**The request:**
Copy all the entries word for word, but omit the pictures.

**Information shown:**
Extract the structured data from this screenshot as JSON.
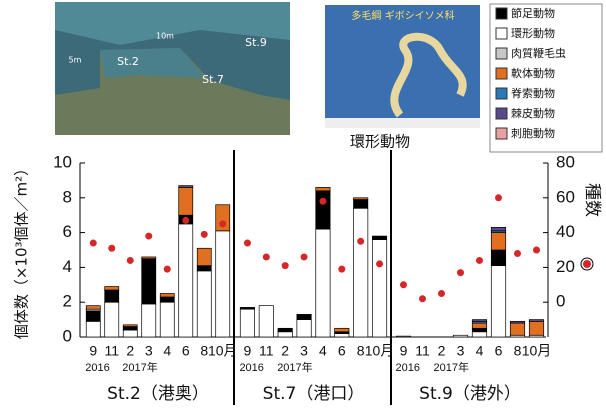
{
  "chart_data": {
    "type": "bar",
    "stacked": true,
    "ylabel": "個体数（×10³個体／m²）",
    "y2label": "種数",
    "ylim": [
      0,
      10
    ],
    "yticks": [
      0,
      2,
      4,
      6,
      8,
      10
    ],
    "y2lim": [
      -20,
      80
    ],
    "y2ticks": [
      0,
      20,
      40,
      60,
      80
    ],
    "species_color": "#d62728",
    "series": [
      {
        "name": "節足動物",
        "color": "#000000"
      },
      {
        "name": "環形動物",
        "color": "#ffffff"
      },
      {
        "name": "肉質鞭毛虫",
        "color": "#c8c8c8"
      },
      {
        "name": "軟体動物",
        "color": "#e07020"
      },
      {
        "name": "脊索動物",
        "color": "#2a7ab8"
      },
      {
        "name": "棘皮動物",
        "color": "#5a4a8a"
      },
      {
        "name": "刺胞動物",
        "color": "#e8a0a0"
      }
    ],
    "panels": [
      {
        "title": "St.2（港奥）",
        "categories": [
          "9",
          "11",
          "2",
          "3",
          "4",
          "6",
          "8",
          "10月"
        ],
        "years": [
          "2016",
          "2017年"
        ],
        "values": [
          [
            0.6,
            0.7,
            0.2,
            2.6,
            0.3,
            0.5,
            0.3,
            0
          ],
          [
            0.9,
            2.0,
            0.4,
            1.9,
            2.0,
            6.5,
            3.8,
            6.1
          ],
          [
            0.1,
            0,
            0,
            0,
            0,
            0,
            0,
            0
          ],
          [
            0.2,
            0.2,
            0.1,
            0.1,
            0.2,
            1.6,
            1.0,
            1.5
          ],
          [
            0,
            0,
            0,
            0,
            0,
            0,
            0,
            0
          ],
          [
            0,
            0,
            0,
            0,
            0,
            0.1,
            0,
            0
          ],
          [
            0,
            0,
            0,
            0,
            0,
            0,
            0,
            0
          ]
        ],
        "species": [
          34,
          31,
          24,
          38,
          19,
          47,
          39,
          45
        ]
      },
      {
        "title": "St.7（港口）",
        "categories": [
          "9",
          "11",
          "2",
          "3",
          "4",
          "6",
          "8",
          "10月"
        ],
        "years": [
          "2016",
          "2017年"
        ],
        "values": [
          [
            0.1,
            0,
            0.2,
            0.3,
            2.2,
            0.1,
            0.5,
            0.2
          ],
          [
            1.6,
            1.8,
            0.3,
            1.0,
            6.2,
            0.2,
            7.4,
            5.6
          ],
          [
            0,
            0,
            0,
            0,
            0,
            0,
            0,
            0
          ],
          [
            0,
            0,
            0,
            0,
            0.2,
            0.2,
            0.1,
            0
          ],
          [
            0,
            0,
            0,
            0,
            0,
            0,
            0,
            0
          ],
          [
            0,
            0,
            0,
            0,
            0,
            0,
            0,
            0
          ],
          [
            0,
            0,
            0,
            0,
            0,
            0,
            0,
            0
          ]
        ],
        "species": [
          34,
          26,
          21,
          26,
          58,
          19,
          35,
          22
        ]
      },
      {
        "title": "St.9（港外）",
        "categories": [
          "9",
          "11",
          "2",
          "3",
          "4",
          "6",
          "8",
          "10月"
        ],
        "years": [
          "2016",
          "2017年"
        ],
        "values": [
          [
            0,
            0,
            0,
            0,
            0.2,
            0.9,
            0,
            0
          ],
          [
            0.05,
            0,
            0,
            0.1,
            0.3,
            4.1,
            0.1,
            0.1
          ],
          [
            0,
            0,
            0,
            0,
            0,
            0,
            0,
            0
          ],
          [
            0,
            0,
            0,
            0,
            0.3,
            1.0,
            0.7,
            0.8
          ],
          [
            0,
            0,
            0,
            0,
            0.1,
            0.1,
            0,
            0
          ],
          [
            0,
            0,
            0,
            0,
            0.1,
            0.2,
            0.1,
            0.1
          ],
          [
            0,
            0,
            0,
            0,
            0,
            0,
            0,
            0
          ]
        ],
        "species": [
          10,
          2,
          5,
          17,
          24,
          60,
          28,
          30
        ]
      }
    ]
  },
  "photos": {
    "map_labels": [
      "10m",
      "5m",
      "St.2",
      "St.7",
      "St.9"
    ],
    "worm_label": "多毛綱 ギボシイソメ科",
    "worm_caption": "環形動物"
  }
}
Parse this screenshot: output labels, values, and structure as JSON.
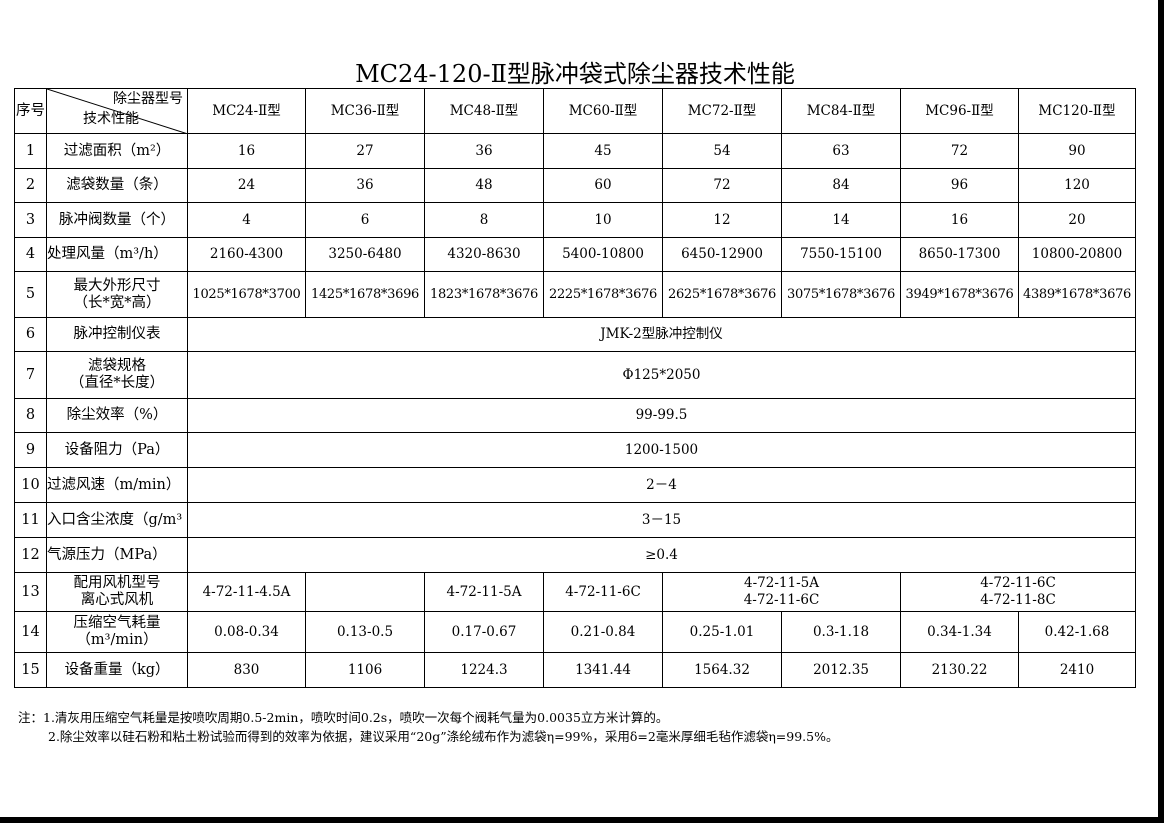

**Output of the exercise:**
Extract the structured data from this screenshot as JSON.
{
  "chart_data": {
    "type": "bar",
    "stacked": true,
    "ylabel": "個体数（×10³個体／m²）",
    "y2label": "種数",
    "ylim": [
      0,
      10
    ],
    "yticks": [
      0,
      2,
      4,
      6,
      8,
      10
    ],
    "y2lim": [
      -20,
      80
    ],
    "y2ticks": [
      0,
      20,
      40,
      60,
      80
    ],
    "species_color": "#d62728",
    "series": [
      {
        "name": "節足動物",
        "color": "#000000"
      },
      {
        "name": "環形動物",
        "color": "#ffffff"
      },
      {
        "name": "肉質鞭毛虫",
        "color": "#c8c8c8"
      },
      {
        "name": "軟体動物",
        "color": "#e07020"
      },
      {
        "name": "脊索動物",
        "color": "#2a7ab8"
      },
      {
        "name": "棘皮動物",
        "color": "#5a4a8a"
      },
      {
        "name": "刺胞動物",
        "color": "#e8a0a0"
      }
    ],
    "panels": [
      {
        "title": "St.2（港奥）",
        "categories": [
          "9",
          "11",
          "2",
          "3",
          "4",
          "6",
          "8",
          "10月"
        ],
        "years": [
          "2016",
          "2017年"
        ],
        "values": [
          [
            0.6,
            0.7,
            0.2,
            2.6,
            0.3,
            0.5,
            0.3,
            0
          ],
          [
            0.9,
            2.0,
            0.4,
            1.9,
            2.0,
            6.5,
            3.8,
            6.1
          ],
          [
            0.1,
            0,
            0,
            0,
            0,
            0,
            0,
            0
          ],
          [
            0.2,
            0.2,
            0.1,
            0.1,
            0.2,
            1.6,
            1.0,
            1.5
          ],
          [
            0,
            0,
            0,
            0,
            0,
            0,
            0,
            0
          ],
          [
            0,
            0,
            0,
            0,
            0,
            0.1,
            0,
            0
          ],
          [
            0,
            0,
            0,
            0,
            0,
            0,
            0,
            0
          ]
        ],
        "species": [
          34,
          31,
          24,
          38,
          19,
          47,
          39,
          45
        ]
      },
      {
        "title": "St.7（港口）",
        "categories": [
          "9",
          "11",
          "2",
          "3",
          "4",
          "6",
          "8",
          "10月"
        ],
        "years": [
          "2016",
          "2017年"
        ],
        "values": [
          [
            0.1,
            0,
            0.2,
            0.3,
            2.2,
            0.1,
            0.5,
            0.2
          ],
          [
            1.6,
            1.8,
            0.3,
            1.0,
            6.2,
            0.2,
            7.4,
            5.6
          ],
          [
            0,
            0,
            0,
            0,
            0,
            0,
            0,
            0
          ],
          [
            0,
            0,
            0,
            0,
            0.2,
            0.2,
            0.1,
            0
          ],
          [
            0,
            0,
            0,
            0,
            0,
            0,
            0,
            0
          ],
          [
            0,
            0,
            0,
            0,
            0,
            0,
            0,
            0
          ],
          [
            0,
            0,
            0,
            0,
            0,
            0,
            0,
            0
          ]
        ],
        "species": [
          34,
          26,
          21,
          26,
          58,
          19,
          35,
          22
        ]
      },
      {
        "title": "St.9（港外）",
        "categories": [
          "9",
          "11",
          "2",
          "3",
          "4",
          "6",
          "8",
          "10月"
        ],
        "years": [
          "2016",
          "2017年"
        ],
        "values": [
          [
            0,
            0,
            0,
            0,
            0.2,
            0.9,
            0,
            0
          ],
          [
            0.05,
            0,
            0,
            0.1,
            0.3,
            4.1,
            0.1,
            0.1
          ],
          [
            0,
            0,
            0,
            0,
            0,
            0,
            0,
            0
          ],
          [
            0,
            0,
            0,
            0,
            0.3,
            1.0,
            0.7,
            0.8
          ],
          [
            0,
            0,
            0,
            0,
            0.1,
            0.1,
            0,
            0
          ],
          [
            0,
            0,
            0,
            0,
            0.1,
            0.2,
            0.1,
            0.1
          ],
          [
            0,
            0,
            0,
            0,
            0,
            0,
            0,
            0
          ]
        ],
        "species": [
          10,
          2,
          5,
          17,
          24,
          60,
          28,
          30
        ]
      }
    ]
  },
  "photos": {
    "map_labels": [
      "10m",
      "5m",
      "St.2",
      "St.7",
      "St.9"
    ],
    "worm_label": "多毛綱 ギボシイソメ科",
    "worm_caption": "環形動物"
  }
}
Parse this screenshot: output labels, values, and structure as JSON.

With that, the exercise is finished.